__Task to complete__: Give back exactly the lines from the one containing "What data populates" through the end of the records, including both, and no others.

__________

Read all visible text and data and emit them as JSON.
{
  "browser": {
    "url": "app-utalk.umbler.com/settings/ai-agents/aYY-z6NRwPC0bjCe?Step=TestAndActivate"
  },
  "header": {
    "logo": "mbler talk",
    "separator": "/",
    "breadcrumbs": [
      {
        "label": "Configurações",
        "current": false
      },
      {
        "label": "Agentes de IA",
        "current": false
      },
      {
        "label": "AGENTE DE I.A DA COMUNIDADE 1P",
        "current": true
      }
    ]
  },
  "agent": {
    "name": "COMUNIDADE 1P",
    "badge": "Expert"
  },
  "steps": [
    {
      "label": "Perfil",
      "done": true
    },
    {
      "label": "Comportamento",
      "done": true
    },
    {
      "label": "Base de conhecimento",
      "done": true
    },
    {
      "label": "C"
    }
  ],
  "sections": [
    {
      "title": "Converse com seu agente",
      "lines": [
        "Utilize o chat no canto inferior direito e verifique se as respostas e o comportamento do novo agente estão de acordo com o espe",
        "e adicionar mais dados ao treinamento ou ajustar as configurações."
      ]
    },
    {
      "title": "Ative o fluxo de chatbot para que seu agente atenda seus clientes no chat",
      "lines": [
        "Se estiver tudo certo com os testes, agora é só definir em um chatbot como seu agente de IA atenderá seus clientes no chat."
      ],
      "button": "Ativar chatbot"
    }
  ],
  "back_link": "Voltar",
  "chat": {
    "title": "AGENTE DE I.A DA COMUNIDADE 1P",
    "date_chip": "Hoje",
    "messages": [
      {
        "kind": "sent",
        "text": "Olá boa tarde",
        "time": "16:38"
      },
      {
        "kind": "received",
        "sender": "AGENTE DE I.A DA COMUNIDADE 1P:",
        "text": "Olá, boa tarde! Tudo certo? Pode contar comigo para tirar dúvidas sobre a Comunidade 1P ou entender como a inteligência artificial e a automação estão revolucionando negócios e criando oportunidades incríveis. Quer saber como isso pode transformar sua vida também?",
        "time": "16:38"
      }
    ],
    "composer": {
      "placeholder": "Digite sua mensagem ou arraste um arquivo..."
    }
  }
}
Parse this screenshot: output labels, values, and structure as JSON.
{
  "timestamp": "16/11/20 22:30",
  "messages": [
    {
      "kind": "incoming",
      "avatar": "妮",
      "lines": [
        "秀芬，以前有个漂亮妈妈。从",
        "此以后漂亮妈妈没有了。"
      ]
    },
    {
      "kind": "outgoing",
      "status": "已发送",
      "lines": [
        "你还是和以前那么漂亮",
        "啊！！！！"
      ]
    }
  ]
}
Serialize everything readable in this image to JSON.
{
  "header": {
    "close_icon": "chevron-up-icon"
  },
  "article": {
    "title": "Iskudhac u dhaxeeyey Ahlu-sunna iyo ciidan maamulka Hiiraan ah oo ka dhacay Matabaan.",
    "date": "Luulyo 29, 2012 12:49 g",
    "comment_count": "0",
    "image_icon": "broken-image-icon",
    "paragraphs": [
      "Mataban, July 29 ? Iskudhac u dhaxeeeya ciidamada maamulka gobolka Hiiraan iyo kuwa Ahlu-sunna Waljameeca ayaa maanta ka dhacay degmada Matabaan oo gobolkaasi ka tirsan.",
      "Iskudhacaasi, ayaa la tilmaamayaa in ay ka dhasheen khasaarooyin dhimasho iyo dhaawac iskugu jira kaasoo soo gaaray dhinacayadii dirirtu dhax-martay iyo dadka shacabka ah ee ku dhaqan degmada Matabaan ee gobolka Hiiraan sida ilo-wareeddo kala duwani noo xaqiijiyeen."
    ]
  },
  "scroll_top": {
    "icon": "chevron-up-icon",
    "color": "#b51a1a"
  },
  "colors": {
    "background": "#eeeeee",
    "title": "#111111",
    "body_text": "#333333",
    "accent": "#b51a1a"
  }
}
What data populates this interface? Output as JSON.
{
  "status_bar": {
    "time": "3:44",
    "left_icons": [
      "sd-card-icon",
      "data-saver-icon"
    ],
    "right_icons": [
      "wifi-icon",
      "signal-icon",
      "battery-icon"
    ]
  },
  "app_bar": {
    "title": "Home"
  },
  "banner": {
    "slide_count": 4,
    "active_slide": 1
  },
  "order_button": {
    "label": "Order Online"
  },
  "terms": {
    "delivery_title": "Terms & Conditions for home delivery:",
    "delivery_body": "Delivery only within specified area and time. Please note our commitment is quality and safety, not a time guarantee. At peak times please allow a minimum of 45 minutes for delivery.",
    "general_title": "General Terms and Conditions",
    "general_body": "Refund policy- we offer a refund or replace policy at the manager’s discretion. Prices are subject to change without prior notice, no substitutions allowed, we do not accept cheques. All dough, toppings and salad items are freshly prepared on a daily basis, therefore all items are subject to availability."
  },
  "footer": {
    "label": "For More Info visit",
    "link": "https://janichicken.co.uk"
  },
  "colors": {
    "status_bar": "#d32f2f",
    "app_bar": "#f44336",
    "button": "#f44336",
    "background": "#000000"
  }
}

__________

__Worked answer__:
What data populates this interface? Output as JSON.
{
  "status_bar": {
    "time": "3:44",
    "left_icons": [
      "sd-card-icon",
      "data-saver-icon"
    ],
    "right_icons": [
      "wifi-icon",
      "signal-icon",
      "battery-icon"
    ]
  },
  "app_bar": {
    "title": "Home"
  },
  "banner": {
    "slide_count": 4,
    "active_slide": 1
  },
  "order_button": {
    "label": "Order Online"
  },
  "terms": {
    "delivery_title": "Terms & Conditions for home delivery:",
    "delivery_body": "Delivery only within specified area and time. Please note our commitment is quality and safety, not a time guarantee. At peak times please allow a minimum of 45 minutes for delivery.",
    "general_title": "General Terms and Conditions",
    "general_body": "Refund policy- we offer a refund or replace policy at the manager’s discretion. Prices are subject to change without prior notice, no substitutions allowed, we do not accept cheques. All dough, toppings and salad items are freshly prepared on a daily basis, therefore all items are subject to availability."
  },
  "footer": {
    "label": "For More Info visit",
    "link": "https://janichicken.co.uk"
  },
  "colors": {
    "status_bar": "#d32f2f",
    "app_bar": "#f44336",
    "button": "#f44336",
    "background": "#000000"
  }
}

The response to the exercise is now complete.